▶ Required task:
Every entry that follows should be reproduced exactly.

Data entries
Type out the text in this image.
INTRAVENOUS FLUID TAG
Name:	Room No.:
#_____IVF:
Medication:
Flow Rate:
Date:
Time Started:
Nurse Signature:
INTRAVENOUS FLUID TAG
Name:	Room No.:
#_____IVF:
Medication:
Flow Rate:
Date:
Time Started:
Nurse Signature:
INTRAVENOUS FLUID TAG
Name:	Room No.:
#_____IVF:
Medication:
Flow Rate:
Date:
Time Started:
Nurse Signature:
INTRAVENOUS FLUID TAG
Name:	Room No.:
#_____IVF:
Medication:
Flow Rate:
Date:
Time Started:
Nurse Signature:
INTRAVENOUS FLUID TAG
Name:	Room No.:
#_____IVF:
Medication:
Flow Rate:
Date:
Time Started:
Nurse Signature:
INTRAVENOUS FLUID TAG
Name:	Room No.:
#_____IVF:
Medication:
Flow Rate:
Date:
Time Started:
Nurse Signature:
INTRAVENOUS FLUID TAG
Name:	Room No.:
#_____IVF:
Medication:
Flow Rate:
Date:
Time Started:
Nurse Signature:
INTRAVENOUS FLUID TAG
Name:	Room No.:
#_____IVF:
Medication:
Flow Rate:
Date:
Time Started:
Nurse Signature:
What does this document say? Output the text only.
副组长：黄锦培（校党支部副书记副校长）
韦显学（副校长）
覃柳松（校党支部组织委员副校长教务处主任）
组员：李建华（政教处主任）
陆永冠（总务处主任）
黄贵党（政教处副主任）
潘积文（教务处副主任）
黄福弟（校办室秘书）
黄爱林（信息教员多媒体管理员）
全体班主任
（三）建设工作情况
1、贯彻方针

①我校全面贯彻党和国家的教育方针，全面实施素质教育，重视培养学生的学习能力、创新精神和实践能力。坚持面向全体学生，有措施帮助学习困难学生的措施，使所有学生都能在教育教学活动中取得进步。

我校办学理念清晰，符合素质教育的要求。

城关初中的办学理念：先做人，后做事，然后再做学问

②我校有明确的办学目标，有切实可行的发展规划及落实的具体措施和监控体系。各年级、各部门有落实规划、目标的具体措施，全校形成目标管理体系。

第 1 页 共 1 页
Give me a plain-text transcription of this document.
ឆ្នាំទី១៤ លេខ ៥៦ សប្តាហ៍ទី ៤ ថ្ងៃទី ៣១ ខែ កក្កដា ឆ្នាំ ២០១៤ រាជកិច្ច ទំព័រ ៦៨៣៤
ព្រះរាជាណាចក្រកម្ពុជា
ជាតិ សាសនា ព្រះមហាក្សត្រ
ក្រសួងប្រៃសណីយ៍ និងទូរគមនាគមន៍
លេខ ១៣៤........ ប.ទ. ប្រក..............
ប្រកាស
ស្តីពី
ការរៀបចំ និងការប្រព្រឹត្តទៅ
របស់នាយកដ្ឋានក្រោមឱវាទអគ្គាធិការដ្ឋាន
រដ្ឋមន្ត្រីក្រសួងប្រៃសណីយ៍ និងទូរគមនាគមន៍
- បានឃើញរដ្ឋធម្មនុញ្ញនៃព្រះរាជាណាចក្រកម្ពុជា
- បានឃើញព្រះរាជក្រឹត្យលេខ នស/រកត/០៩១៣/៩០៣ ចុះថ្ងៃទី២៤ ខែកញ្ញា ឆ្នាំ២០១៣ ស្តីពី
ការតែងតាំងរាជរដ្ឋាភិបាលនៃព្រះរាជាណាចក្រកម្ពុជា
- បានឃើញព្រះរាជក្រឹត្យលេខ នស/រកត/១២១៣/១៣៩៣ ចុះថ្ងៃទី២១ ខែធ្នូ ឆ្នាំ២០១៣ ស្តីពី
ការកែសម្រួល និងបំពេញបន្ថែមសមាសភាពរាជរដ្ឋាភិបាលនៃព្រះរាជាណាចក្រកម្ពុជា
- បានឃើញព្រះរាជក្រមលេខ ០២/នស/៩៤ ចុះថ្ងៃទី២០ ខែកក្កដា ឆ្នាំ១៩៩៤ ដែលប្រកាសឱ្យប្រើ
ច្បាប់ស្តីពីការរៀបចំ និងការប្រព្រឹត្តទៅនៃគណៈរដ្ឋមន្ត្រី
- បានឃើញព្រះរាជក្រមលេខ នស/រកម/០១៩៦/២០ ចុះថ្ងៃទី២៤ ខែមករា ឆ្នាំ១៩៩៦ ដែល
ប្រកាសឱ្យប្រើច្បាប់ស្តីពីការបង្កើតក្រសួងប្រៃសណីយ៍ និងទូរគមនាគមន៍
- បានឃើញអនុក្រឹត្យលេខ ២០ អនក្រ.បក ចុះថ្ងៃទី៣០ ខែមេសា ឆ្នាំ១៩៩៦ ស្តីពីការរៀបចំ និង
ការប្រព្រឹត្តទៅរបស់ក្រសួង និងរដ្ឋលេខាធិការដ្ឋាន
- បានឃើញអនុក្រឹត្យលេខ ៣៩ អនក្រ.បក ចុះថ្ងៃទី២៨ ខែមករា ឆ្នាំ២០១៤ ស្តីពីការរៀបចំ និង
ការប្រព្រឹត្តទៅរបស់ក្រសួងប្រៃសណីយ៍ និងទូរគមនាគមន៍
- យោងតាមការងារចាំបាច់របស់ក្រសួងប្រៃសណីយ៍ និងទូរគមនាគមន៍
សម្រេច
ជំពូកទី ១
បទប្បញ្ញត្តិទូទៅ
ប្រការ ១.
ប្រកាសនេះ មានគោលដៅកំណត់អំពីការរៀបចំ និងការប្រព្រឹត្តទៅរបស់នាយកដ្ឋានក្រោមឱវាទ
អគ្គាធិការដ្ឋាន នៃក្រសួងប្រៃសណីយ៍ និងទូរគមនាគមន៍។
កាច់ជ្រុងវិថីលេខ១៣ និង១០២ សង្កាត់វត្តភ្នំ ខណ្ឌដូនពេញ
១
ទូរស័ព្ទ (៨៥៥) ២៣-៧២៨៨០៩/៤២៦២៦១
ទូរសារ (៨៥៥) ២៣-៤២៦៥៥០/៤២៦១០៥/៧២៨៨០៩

▶ Answer:
Type out the text in this image.
INTRAVENOUS FLUID TAG
Name:	Room No.:
#_____IVF:
Medication:
Flow Rate:
Date:
Time Started:
Nurse Signature:
INTRAVENOUS FLUID TAG
Name:	Room No.:
#_____IVF:
Medication:
Flow Rate:
Date:
Time Started:
Nurse Signature:
INTRAVENOUS FLUID TAG
Name:	Room No.:
#_____IVF:
Medication:
Flow Rate:
Date:
Time Started:
Nurse Signature:
INTRAVENOUS FLUID TAG
Name:	Room No.:
#_____IVF:
Medication:
Flow Rate:
Date:
Time Started:
Nurse Signature:
INTRAVENOUS FLUID TAG
Name:	Room No.:
#_____IVF:
Medication:
Flow Rate:
Date:
Time Started:
Nurse Signature:
INTRAVENOUS FLUID TAG
Name:	Room No.:
#_____IVF:
Medication:
Flow Rate:
Date:
Time Started:
Nurse Signature:
INTRAVENOUS FLUID TAG
Name:	Room No.:
#_____IVF:
Medication:
Flow Rate:
Date:
Time Started:
Nurse Signature:
INTRAVENOUS FLUID TAG
Name:	Room No.:
#_____IVF:
Medication:
Flow Rate:
Date:
Time Started:
Nurse Signature:
What does this document say? Output the text only.
副组长：黄锦培（校党支部副书记副校长）
韦显学（副校长）
覃柳松（校党支部组织委员副校长教务处主任）
组员：李建华（政教处主任）
陆永冠（总务处主任）
黄贵党（政教处副主任）
潘积文（教务处副主任）
黄福弟（校办室秘书）
黄爱林（信息教员多媒体管理员）
全体班主任
（三）建设工作情况
1、贯彻方针

①我校全面贯彻党和国家的教育方针，全面实施素质教育，重视培养学生的学习能力、创新精神和实践能力。坚持面向全体学生，有措施帮助学习困难学生的措施，使所有学生都能在教育教学活动中取得进步。

我校办学理念清晰，符合素质教育的要求。

城关初中的办学理念：先做人，后做事，然后再做学问

②我校有明确的办学目标，有切实可行的发展规划及落实的具体措施和监控体系。各年级、各部门有落实规划、目标的具体措施，全校形成目标管理体系。

第 1 页 共 1 页
Give me a plain-text transcription of this document.
ឆ្នាំទី១៤ លេខ ៥៦ សប្តាហ៍ទី ៤ ថ្ងៃទី ៣១ ខែ កក្កដា ឆ្នាំ ២០១៤ រាជកិច្ច ទំព័រ ៦៨៣៤
ព្រះរាជាណាចក្រកម្ពុជា
ជាតិ សាសនា ព្រះមហាក្សត្រ
ក្រសួងប្រៃសណីយ៍ និងទូរគមនាគមន៍
លេខ ១៣៤........ ប.ទ. ប្រក..............
ប្រកាស
ស្តីពី
ការរៀបចំ និងការប្រព្រឹត្តទៅ
របស់នាយកដ្ឋានក្រោមឱវាទអគ្គាធិការដ្ឋាន
រដ្ឋមន្ត្រីក្រសួងប្រៃសណីយ៍ និងទូរគមនាគមន៍
- បានឃើញរដ្ឋធម្មនុញ្ញនៃព្រះរាជាណាចក្រកម្ពុជា
- បានឃើញព្រះរាជក្រឹត្យលេខ នស/រកត/០៩១៣/៩០៣ ចុះថ្ងៃទី២៤ ខែកញ្ញា ឆ្នាំ២០១៣ ស្តីពី
ការតែងតាំងរាជរដ្ឋាភិបាលនៃព្រះរាជាណាចក្រកម្ពុជា
- បានឃើញព្រះរាជក្រឹត្យលេខ នស/រកត/១២១៣/១៣៩៣ ចុះថ្ងៃទី២១ ខែធ្នូ ឆ្នាំ២០១៣ ស្តីពី
ការកែសម្រួល និងបំពេញបន្ថែមសមាសភាពរាជរដ្ឋាភិបាលនៃព្រះរាជាណាចក្រកម្ពុជា
- បានឃើញព្រះរាជក្រមលេខ ០២/នស/៩៤ ចុះថ្ងៃទី២០ ខែកក្កដា ឆ្នាំ១៩៩៤ ដែលប្រកាសឱ្យប្រើ
ច្បាប់ស្តីពីការរៀបចំ និងការប្រព្រឹត្តទៅនៃគណៈរដ្ឋមន្ត្រី
- បានឃើញព្រះរាជក្រមលេខ នស/រកម/០១៩៦/២០ ចុះថ្ងៃទី២៤ ខែមករា ឆ្នាំ១៩៩៦ ដែល
ប្រកាសឱ្យប្រើច្បាប់ស្តីពីការបង្កើតក្រសួងប្រៃសណីយ៍ និងទូរគមនាគមន៍
- បានឃើញអនុក្រឹត្យលេខ ២០ អនក្រ.បក ចុះថ្ងៃទី៣០ ខែមេសា ឆ្នាំ១៩៩៦ ស្តីពីការរៀបចំ និង
ការប្រព្រឹត្តទៅរបស់ក្រសួង និងរដ្ឋលេខាធិការដ្ឋាន
- បានឃើញអនុក្រឹត្យលេខ ៣៩ អនក្រ.បក ចុះថ្ងៃទី២៨ ខែមករា ឆ្នាំ២០១៤ ស្តីពីការរៀបចំ និង
ការប្រព្រឹត្តទៅរបស់ក្រសួងប្រៃសណីយ៍ និងទូរគមនាគមន៍
- យោងតាមការងារចាំបាច់របស់ក្រសួងប្រៃសណីយ៍ និងទូរគមនាគមន៍
សម្រេច
ជំពូកទី ១
បទប្បញ្ញត្តិទូទៅ
ប្រការ ១.
ប្រកាសនេះ មានគោលដៅកំណត់អំពីការរៀបចំ និងការប្រព្រឹត្តទៅរបស់នាយកដ្ឋានក្រោមឱវាទ
អគ្គាធិការដ្ឋាន នៃក្រសួងប្រៃសណីយ៍ និងទូរគមនាគមន៍។
កាច់ជ្រុងវិថីលេខ១៣ និង១០២ សង្កាត់វត្តភ្នំ ខណ្ឌដូនពេញ
១
ទូរស័ព្ទ (៨៥៥) ២៣-៧២៨៨០៩/៤២៦២៦១
ទូរសារ (៨៥៥) ២៣-៤២៦៥៥០/៤២៦១០៥/៧២៨៨០៩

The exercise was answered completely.